→ Problem requirements:
Type out all the records word for word. Any pictures are to be left out.

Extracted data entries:
= = = = = = =
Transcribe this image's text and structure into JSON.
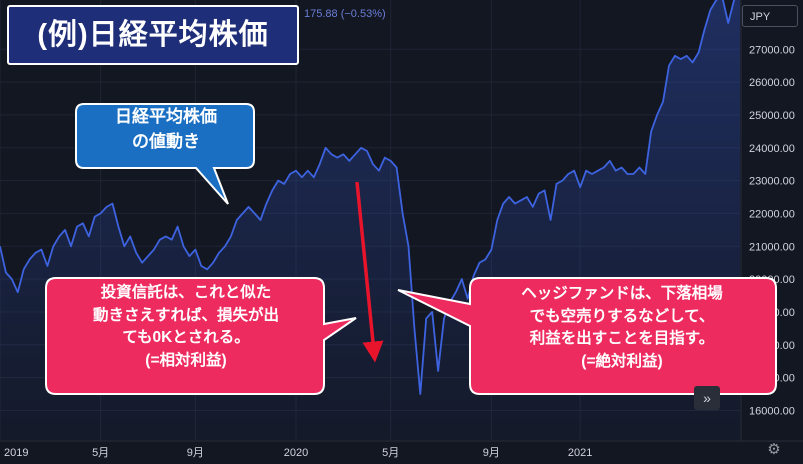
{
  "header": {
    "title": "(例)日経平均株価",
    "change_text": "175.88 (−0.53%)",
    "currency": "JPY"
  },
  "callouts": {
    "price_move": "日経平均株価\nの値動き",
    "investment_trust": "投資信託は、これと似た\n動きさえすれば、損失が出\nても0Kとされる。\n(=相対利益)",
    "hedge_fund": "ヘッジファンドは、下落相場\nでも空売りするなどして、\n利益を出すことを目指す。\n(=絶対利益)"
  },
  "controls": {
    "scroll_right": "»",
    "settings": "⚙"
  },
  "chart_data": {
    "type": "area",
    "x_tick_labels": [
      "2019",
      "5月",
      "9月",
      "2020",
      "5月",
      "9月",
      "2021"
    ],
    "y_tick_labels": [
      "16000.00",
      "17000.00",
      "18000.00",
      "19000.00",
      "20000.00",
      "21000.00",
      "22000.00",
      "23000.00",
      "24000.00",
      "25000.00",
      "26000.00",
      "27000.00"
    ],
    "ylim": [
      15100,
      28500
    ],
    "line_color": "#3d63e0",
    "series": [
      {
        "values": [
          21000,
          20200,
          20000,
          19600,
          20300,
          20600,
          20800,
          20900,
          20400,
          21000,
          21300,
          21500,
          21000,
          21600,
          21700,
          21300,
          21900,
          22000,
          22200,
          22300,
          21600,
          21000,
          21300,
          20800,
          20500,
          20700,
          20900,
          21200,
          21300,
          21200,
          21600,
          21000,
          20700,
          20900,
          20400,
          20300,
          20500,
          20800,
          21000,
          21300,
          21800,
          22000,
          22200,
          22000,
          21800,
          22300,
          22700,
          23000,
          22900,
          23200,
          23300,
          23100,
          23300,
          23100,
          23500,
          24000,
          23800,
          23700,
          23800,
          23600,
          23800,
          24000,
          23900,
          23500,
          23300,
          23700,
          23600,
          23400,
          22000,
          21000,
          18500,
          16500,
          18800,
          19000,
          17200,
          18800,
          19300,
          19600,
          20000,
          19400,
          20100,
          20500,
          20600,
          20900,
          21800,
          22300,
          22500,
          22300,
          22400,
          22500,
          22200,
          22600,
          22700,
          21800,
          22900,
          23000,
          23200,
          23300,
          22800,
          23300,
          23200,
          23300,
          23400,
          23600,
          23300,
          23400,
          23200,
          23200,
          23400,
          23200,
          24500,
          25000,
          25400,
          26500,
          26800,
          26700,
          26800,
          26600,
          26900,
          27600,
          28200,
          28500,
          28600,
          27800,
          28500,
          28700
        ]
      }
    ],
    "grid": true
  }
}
= = = = = = =
→ Task answer:
Transcribe this image's text and structure into JSON.
{
  "header": {
    "title": "(例)日経平均株価",
    "change_text": "175.88 (−0.53%)",
    "currency": "JPY"
  },
  "callouts": {
    "price_move": "日経平均株価\nの値動き",
    "investment_trust": "投資信託は、これと似た\n動きさえすれば、損失が出\nても0Kとされる。\n(=相対利益)",
    "hedge_fund": "ヘッジファンドは、下落相場\nでも空売りするなどして、\n利益を出すことを目指す。\n(=絶対利益)"
  },
  "controls": {
    "scroll_right": "»",
    "settings": "⚙"
  },
  "chart_data": {
    "type": "area",
    "x_tick_labels": [
      "2019",
      "5月",
      "9月",
      "2020",
      "5月",
      "9月",
      "2021"
    ],
    "y_tick_labels": [
      "16000.00",
      "17000.00",
      "18000.00",
      "19000.00",
      "20000.00",
      "21000.00",
      "22000.00",
      "23000.00",
      "24000.00",
      "25000.00",
      "26000.00",
      "27000.00"
    ],
    "ylim": [
      15100,
      28500
    ],
    "line_color": "#3d63e0",
    "series": [
      {
        "values": [
          21000,
          20200,
          20000,
          19600,
          20300,
          20600,
          20800,
          20900,
          20400,
          21000,
          21300,
          21500,
          21000,
          21600,
          21700,
          21300,
          21900,
          22000,
          22200,
          22300,
          21600,
          21000,
          21300,
          20800,
          20500,
          20700,
          20900,
          21200,
          21300,
          21200,
          21600,
          21000,
          20700,
          20900,
          20400,
          20300,
          20500,
          20800,
          21000,
          21300,
          21800,
          22000,
          22200,
          22000,
          21800,
          22300,
          22700,
          23000,
          22900,
          23200,
          23300,
          23100,
          23300,
          23100,
          23500,
          24000,
          23800,
          23700,
          23800,
          23600,
          23800,
          24000,
          23900,
          23500,
          23300,
          23700,
          23600,
          23400,
          22000,
          21000,
          18500,
          16500,
          18800,
          19000,
          17200,
          18800,
          19300,
          19600,
          20000,
          19400,
          20100,
          20500,
          20600,
          20900,
          21800,
          22300,
          22500,
          22300,
          22400,
          22500,
          22200,
          22600,
          22700,
          21800,
          22900,
          23000,
          23200,
          23300,
          22800,
          23300,
          23200,
          23300,
          23400,
          23600,
          23300,
          23400,
          23200,
          23200,
          23400,
          23200,
          24500,
          25000,
          25400,
          26500,
          26800,
          26700,
          26800,
          26600,
          26900,
          27600,
          28200,
          28500,
          28600,
          27800,
          28500,
          28700
        ]
      }
    ],
    "grid": true
  }
}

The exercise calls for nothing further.